=== ENTRIES SHOWN ===

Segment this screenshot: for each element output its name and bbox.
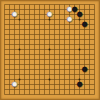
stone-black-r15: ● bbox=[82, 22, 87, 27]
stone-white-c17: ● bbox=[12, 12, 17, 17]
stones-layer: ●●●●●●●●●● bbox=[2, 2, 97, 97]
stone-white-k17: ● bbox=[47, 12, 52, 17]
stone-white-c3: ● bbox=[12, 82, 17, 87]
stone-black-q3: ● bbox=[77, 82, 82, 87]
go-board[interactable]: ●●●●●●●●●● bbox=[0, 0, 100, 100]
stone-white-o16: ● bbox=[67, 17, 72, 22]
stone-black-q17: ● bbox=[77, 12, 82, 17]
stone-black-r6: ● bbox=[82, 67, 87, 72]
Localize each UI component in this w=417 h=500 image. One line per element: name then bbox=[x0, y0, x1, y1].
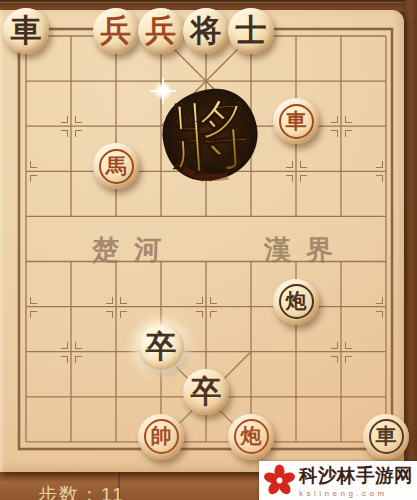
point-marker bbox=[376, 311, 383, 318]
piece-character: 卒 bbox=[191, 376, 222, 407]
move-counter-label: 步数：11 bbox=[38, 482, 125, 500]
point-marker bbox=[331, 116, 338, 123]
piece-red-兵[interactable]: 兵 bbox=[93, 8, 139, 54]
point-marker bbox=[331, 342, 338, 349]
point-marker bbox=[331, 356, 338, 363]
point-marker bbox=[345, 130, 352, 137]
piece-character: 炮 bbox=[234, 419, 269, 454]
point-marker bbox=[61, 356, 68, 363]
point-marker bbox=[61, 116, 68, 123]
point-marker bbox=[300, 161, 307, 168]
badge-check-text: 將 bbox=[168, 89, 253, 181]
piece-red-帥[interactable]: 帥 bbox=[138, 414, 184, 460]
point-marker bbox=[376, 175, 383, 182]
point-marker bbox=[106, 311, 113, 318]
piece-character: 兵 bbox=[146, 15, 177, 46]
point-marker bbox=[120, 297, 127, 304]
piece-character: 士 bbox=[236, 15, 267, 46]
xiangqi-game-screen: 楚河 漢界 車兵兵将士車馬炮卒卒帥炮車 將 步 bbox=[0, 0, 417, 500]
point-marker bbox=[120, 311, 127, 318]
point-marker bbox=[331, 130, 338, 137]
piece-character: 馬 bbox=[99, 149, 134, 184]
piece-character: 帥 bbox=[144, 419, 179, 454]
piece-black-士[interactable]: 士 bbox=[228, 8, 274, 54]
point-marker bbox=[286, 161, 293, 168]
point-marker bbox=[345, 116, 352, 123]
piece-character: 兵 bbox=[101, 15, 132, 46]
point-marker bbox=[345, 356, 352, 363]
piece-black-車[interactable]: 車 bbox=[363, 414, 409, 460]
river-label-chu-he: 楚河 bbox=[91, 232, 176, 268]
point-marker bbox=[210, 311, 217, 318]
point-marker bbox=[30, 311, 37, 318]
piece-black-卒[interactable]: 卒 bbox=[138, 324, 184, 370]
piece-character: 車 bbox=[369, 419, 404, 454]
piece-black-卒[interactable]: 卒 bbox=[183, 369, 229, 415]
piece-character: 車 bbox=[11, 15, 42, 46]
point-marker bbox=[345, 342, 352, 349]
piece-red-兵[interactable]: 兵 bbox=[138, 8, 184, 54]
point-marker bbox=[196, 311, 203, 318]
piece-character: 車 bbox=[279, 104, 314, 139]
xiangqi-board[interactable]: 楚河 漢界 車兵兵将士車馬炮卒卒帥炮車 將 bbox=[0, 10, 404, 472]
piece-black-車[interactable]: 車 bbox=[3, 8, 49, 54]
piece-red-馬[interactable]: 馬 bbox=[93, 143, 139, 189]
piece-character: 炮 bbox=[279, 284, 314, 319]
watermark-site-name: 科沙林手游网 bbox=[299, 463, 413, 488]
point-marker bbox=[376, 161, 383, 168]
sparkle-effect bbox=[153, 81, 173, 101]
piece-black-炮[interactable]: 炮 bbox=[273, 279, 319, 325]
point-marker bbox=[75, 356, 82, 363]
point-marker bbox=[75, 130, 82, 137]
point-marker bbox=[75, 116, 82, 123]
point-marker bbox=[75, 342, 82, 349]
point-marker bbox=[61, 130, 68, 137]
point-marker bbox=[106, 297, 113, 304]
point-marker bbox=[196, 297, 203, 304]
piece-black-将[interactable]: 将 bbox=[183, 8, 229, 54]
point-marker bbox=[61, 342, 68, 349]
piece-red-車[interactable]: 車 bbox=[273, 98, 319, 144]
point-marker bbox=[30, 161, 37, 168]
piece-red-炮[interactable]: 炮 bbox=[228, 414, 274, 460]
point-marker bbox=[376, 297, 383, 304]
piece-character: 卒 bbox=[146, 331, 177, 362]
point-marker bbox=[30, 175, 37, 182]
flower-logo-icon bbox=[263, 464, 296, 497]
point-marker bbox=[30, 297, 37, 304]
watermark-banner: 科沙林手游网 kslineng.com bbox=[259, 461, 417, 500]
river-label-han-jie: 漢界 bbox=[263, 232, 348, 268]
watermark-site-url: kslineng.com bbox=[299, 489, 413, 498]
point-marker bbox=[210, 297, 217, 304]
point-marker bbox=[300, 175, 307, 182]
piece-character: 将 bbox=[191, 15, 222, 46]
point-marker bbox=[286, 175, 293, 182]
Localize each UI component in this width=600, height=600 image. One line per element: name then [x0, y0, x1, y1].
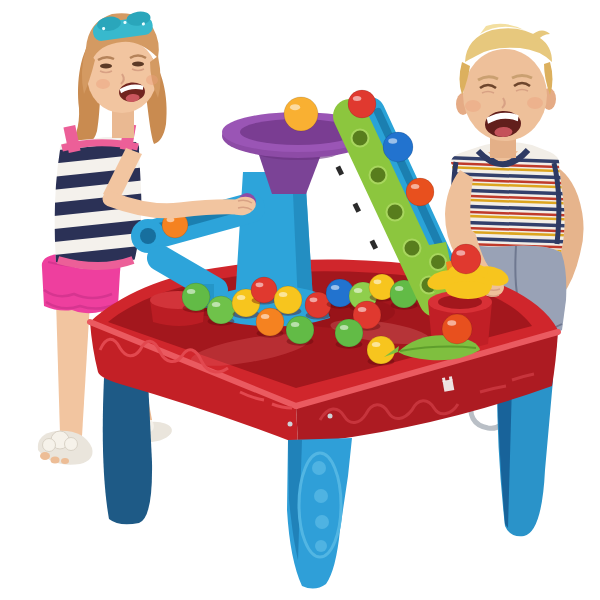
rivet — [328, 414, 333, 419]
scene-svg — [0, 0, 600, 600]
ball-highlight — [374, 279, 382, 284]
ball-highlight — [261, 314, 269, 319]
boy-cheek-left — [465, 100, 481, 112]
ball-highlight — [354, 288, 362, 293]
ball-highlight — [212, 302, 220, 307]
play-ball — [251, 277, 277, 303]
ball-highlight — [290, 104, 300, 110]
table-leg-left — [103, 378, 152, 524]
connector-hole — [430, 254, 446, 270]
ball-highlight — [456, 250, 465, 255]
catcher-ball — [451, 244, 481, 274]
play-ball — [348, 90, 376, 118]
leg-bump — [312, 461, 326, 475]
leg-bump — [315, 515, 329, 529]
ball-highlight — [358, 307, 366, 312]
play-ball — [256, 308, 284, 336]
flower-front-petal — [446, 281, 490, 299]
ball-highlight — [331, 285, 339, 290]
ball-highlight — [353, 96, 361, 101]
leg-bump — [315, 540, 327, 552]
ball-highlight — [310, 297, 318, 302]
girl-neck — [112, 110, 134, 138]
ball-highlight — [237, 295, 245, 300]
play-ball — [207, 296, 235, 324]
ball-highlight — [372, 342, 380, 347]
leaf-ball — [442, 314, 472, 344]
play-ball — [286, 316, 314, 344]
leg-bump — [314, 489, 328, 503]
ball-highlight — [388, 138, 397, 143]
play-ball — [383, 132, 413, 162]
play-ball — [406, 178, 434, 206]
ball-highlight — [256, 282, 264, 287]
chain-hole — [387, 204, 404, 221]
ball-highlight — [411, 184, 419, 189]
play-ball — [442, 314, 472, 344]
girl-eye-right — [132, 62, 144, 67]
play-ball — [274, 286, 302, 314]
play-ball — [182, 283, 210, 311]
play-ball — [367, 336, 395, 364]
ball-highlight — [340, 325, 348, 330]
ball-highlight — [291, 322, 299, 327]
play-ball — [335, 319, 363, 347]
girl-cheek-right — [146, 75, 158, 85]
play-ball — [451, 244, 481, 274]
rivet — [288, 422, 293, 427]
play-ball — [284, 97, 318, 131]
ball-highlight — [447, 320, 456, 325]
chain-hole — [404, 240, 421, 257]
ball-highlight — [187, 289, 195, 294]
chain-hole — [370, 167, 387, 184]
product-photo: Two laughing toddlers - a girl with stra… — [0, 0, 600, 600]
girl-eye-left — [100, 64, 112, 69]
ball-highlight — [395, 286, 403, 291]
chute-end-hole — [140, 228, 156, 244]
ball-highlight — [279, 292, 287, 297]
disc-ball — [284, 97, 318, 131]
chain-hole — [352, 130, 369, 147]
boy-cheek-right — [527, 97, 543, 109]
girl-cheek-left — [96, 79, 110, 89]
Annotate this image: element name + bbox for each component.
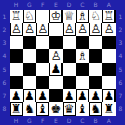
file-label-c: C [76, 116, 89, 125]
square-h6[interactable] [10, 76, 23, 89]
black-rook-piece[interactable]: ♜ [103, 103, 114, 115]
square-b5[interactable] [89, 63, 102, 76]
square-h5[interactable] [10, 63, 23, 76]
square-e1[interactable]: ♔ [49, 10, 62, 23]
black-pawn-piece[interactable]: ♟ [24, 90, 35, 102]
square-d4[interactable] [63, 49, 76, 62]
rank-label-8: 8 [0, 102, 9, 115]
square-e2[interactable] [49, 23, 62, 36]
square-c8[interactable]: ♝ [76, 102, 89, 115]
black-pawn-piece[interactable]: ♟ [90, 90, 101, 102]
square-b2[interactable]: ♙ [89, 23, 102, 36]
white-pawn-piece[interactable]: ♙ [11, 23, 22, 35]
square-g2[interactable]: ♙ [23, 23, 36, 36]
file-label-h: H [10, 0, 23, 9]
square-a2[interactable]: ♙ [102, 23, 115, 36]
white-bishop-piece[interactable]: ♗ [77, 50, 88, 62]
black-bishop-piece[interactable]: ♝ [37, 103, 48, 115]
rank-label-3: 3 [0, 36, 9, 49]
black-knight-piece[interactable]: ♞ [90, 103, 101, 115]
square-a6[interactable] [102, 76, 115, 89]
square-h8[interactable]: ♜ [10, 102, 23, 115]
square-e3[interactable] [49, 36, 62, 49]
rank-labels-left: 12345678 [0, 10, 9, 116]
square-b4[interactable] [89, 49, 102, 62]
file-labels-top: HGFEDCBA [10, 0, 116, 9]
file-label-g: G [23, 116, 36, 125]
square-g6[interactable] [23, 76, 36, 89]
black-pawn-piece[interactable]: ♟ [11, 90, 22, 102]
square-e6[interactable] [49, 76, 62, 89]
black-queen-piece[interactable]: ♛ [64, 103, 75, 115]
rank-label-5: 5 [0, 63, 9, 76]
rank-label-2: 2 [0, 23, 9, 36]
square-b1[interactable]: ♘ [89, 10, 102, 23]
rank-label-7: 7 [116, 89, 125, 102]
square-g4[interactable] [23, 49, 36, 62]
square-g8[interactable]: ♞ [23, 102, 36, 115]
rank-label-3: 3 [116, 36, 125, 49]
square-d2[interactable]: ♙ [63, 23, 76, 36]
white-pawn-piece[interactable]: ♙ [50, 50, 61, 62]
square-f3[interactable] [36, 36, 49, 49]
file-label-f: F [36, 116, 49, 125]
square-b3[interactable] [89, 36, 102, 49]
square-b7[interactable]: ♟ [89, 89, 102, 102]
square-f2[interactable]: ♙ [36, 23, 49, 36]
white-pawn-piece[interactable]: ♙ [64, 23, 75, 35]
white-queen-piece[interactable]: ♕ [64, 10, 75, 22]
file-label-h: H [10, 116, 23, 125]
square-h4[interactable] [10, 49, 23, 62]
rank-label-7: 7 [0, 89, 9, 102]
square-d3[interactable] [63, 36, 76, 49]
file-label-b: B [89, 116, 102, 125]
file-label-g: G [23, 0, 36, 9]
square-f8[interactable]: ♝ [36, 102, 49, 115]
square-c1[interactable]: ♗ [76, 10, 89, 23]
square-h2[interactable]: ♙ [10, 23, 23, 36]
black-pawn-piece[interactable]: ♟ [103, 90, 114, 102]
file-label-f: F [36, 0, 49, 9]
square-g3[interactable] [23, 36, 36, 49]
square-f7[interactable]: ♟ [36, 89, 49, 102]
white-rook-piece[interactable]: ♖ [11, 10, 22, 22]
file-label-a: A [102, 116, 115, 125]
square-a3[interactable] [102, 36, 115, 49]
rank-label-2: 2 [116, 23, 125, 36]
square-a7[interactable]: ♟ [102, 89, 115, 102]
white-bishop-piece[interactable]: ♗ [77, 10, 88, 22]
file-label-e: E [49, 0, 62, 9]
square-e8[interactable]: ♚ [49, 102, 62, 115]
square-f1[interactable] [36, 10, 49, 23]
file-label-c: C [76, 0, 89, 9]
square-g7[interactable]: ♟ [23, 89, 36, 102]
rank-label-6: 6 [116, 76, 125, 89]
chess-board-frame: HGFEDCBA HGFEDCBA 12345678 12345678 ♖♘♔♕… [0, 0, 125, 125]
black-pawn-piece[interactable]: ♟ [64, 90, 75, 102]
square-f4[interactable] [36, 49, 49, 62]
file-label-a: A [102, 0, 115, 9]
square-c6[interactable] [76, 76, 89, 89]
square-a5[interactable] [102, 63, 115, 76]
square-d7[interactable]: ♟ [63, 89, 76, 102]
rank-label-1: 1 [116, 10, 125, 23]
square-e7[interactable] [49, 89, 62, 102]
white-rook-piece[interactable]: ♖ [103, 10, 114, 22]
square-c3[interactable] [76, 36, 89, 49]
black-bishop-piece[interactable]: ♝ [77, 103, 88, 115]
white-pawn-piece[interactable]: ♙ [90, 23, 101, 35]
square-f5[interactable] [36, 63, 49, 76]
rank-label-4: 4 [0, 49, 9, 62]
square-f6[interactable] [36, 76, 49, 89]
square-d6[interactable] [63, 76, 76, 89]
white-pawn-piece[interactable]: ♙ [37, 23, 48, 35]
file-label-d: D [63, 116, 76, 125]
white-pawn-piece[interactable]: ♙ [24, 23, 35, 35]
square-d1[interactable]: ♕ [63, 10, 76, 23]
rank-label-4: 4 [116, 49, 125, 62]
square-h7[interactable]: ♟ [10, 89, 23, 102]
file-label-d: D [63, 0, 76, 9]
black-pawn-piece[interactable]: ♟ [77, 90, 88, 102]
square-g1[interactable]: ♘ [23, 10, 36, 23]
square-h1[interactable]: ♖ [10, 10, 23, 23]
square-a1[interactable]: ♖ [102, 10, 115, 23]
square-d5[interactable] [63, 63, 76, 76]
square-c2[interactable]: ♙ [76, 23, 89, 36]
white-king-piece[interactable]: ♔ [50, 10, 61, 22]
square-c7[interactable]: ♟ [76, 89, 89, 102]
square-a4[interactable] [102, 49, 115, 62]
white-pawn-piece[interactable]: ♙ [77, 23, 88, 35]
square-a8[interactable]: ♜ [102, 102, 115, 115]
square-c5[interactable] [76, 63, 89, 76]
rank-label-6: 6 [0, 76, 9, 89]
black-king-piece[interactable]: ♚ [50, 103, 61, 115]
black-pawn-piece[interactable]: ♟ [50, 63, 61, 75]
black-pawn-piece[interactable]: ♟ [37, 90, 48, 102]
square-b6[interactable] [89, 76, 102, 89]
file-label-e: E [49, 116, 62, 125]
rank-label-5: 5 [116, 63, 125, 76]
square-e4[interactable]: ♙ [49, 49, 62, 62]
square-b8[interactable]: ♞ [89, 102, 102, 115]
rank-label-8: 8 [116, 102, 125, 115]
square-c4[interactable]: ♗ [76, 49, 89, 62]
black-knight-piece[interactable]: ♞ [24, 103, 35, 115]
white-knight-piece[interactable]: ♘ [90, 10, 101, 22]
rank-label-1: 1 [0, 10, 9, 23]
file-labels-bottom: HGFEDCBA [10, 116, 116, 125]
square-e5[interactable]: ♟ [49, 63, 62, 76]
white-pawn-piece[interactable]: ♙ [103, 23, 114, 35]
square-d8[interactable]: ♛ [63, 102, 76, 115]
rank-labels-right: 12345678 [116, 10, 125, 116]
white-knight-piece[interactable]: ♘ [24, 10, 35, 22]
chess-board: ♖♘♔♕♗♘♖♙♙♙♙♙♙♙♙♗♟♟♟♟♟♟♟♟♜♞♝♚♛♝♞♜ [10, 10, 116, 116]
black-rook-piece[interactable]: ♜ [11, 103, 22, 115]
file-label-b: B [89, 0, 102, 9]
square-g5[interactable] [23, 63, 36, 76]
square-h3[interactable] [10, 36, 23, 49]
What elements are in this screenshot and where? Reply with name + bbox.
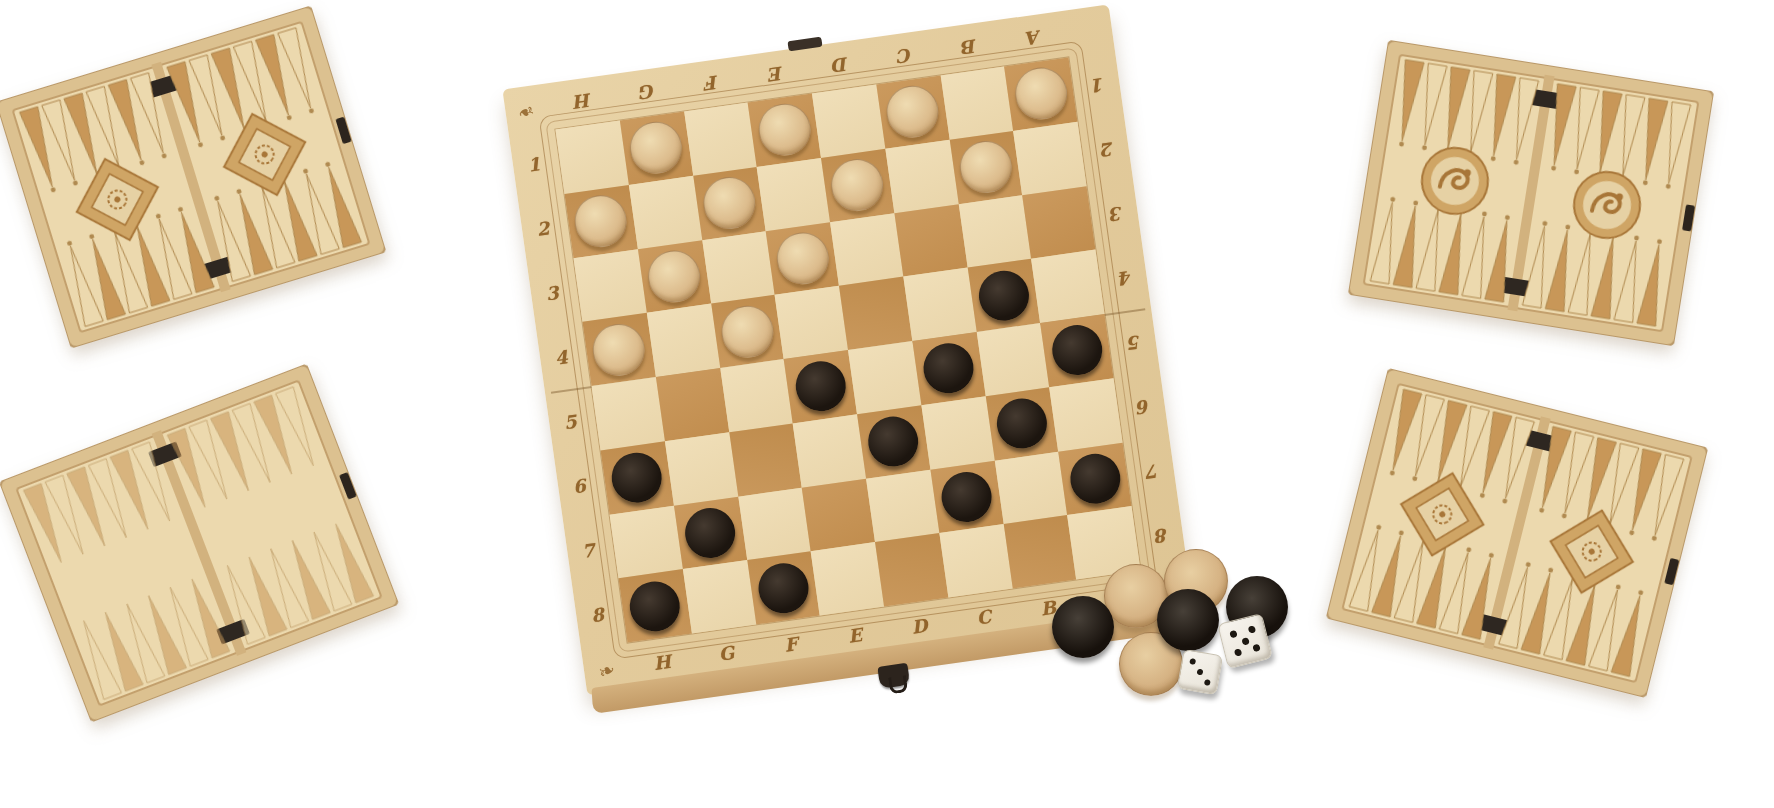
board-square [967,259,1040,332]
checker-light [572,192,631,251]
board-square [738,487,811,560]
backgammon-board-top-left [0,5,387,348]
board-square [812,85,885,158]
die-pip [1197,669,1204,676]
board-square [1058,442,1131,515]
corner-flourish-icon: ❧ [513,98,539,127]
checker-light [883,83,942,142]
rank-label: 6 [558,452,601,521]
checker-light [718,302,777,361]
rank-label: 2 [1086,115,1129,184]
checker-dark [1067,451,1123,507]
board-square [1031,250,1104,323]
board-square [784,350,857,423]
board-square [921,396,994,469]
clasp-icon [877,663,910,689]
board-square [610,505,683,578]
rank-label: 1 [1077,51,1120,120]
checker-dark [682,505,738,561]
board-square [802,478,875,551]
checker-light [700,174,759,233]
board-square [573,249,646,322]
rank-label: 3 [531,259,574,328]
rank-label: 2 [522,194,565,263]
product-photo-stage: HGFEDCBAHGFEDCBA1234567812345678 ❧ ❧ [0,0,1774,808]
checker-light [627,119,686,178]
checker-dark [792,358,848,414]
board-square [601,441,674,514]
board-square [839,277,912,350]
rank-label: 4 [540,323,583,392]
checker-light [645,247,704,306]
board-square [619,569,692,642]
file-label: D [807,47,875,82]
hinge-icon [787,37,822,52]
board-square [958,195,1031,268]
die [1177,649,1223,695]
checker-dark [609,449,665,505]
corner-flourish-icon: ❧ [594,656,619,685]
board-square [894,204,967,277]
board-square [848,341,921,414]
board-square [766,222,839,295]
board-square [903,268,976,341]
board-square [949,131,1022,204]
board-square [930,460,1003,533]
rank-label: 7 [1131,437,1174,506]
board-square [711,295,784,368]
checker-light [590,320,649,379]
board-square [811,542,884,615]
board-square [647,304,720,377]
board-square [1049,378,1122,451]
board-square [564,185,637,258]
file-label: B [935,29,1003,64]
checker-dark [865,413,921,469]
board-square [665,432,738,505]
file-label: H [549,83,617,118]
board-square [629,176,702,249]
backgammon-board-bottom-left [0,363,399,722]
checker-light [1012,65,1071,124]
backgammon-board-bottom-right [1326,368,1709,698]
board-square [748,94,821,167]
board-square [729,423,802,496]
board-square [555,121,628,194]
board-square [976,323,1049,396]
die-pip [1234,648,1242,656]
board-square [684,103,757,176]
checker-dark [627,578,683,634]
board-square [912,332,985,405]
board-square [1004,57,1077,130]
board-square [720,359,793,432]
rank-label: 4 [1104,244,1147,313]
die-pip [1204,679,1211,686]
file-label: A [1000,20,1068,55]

===

* [SET EXERCISE]
Show each row above that contains the string "product", copied in full. Count a match only when the case agrees.

* [WRITTEN REPLY]
product-photo: Two laughing toddlers - a girl with stra… — [0, 0, 600, 600]
product-photo-stage: HGFEDCBAHGFEDCBA1234567812345678 ❧ ❧ [0,0,1774,808]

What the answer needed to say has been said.